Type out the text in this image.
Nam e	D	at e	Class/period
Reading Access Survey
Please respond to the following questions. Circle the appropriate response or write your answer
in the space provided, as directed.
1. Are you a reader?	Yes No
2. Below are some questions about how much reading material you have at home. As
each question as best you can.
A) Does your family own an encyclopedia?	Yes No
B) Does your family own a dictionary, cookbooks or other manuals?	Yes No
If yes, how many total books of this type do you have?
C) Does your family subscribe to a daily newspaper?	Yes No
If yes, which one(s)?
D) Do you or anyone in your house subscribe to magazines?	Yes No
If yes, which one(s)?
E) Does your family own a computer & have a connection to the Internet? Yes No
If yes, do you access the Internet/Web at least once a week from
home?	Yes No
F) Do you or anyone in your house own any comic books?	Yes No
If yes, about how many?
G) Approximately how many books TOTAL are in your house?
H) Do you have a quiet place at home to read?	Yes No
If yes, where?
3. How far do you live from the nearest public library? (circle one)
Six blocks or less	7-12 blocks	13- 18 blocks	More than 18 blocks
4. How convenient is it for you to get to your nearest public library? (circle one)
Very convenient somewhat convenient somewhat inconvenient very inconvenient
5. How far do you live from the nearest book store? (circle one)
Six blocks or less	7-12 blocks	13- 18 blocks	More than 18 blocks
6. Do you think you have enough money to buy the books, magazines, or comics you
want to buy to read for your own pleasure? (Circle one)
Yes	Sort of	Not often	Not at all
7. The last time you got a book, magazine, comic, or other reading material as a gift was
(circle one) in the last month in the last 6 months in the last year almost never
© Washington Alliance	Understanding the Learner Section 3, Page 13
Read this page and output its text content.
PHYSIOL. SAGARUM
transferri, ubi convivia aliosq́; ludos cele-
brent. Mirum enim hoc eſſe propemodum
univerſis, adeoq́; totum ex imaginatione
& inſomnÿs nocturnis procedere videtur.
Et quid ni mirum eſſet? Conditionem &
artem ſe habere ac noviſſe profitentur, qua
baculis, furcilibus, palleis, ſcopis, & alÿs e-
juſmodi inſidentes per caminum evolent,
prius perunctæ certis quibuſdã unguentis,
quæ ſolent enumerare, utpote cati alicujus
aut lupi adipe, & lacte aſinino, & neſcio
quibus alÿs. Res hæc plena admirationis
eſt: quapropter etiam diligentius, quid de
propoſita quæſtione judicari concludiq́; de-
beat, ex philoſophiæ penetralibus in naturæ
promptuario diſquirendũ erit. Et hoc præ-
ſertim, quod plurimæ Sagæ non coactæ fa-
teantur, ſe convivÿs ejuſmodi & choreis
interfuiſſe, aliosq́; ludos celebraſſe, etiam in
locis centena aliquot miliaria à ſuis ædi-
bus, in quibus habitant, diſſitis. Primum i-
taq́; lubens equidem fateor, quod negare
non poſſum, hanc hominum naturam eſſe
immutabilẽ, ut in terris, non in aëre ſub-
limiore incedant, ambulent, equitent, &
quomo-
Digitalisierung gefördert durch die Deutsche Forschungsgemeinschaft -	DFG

→ Task brief
Output the records above in their entirety, exactly.

→ Solution to the exercise
Type out the text in this image.
Nam e	D	at e	Class/period
Reading Access Survey
Please respond to the following questions. Circle the appropriate response or write your answer
in the space provided, as directed.
1. Are you a reader?	Yes No
2. Below are some questions about how much reading material you have at home. As
each question as best you can.
A) Does your family own an encyclopedia?	Yes No
B) Does your family own a dictionary, cookbooks or other manuals?	Yes No
If yes, how many total books of this type do you have?
C) Does your family subscribe to a daily newspaper?	Yes No
If yes, which one(s)?
D) Do you or anyone in your house subscribe to magazines?	Yes No
If yes, which one(s)?
E) Does your family own a computer & have a connection to the Internet? Yes No
If yes, do you access the Internet/Web at least once a week from
home?	Yes No
F) Do you or anyone in your house own any comic books?	Yes No
If yes, about how many?
G) Approximately how many books TOTAL are in your house?
H) Do you have a quiet place at home to read?	Yes No
If yes, where?
3. How far do you live from the nearest public library? (circle one)
Six blocks or less	7-12 blocks	13- 18 blocks	More than 18 blocks
4. How convenient is it for you to get to your nearest public library? (circle one)
Very convenient somewhat convenient somewhat inconvenient very inconvenient
5. How far do you live from the nearest book store? (circle one)
Six blocks or less	7-12 blocks	13- 18 blocks	More than 18 blocks
6. Do you think you have enough money to buy the books, magazines, or comics you
want to buy to read for your own pleasure? (Circle one)
Yes	Sort of	Not often	Not at all
7. The last time you got a book, magazine, comic, or other reading material as a gift was
(circle one) in the last month in the last 6 months in the last year almost never
© Washington Alliance	Understanding the Learner Section 3, Page 13
Read this page and output its text content.
PHYSIOL. SAGARUM
transferri, ubi convivia aliosq́; ludos cele-
brent. Mirum enim hoc eſſe propemodum
univerſis, adeoq́; totum ex imaginatione
& inſomnÿs nocturnis procedere videtur.
Et quid ni mirum eſſet? Conditionem &
artem ſe habere ac noviſſe profitentur, qua
baculis, furcilibus, palleis, ſcopis, & alÿs e-
juſmodi inſidentes per caminum evolent,
prius perunctæ certis quibuſdã unguentis,
quæ ſolent enumerare, utpote cati alicujus
aut lupi adipe, & lacte aſinino, & neſcio
quibus alÿs. Res hæc plena admirationis
eſt: quapropter etiam diligentius, quid de
propoſita quæſtione judicari concludiq́; de-
beat, ex philoſophiæ penetralibus in naturæ
promptuario diſquirendũ erit. Et hoc præ-
ſertim, quod plurimæ Sagæ non coactæ fa-
teantur, ſe convivÿs ejuſmodi & choreis
interfuiſſe, aliosq́; ludos celebraſſe, etiam in
locis centena aliquot miliaria à ſuis ædi-
bus, in quibus habitant, diſſitis. Primum i-
taq́; lubens equidem fateor, quod negare
non poſſum, hanc hominum naturam eſſe
immutabilẽ, ut in terris, non in aëre ſub-
limiore incedant, ambulent, equitent, &
quomo-
Digitalisierung gefördert durch die Deutsche Forschungsgemeinschaft -	DFG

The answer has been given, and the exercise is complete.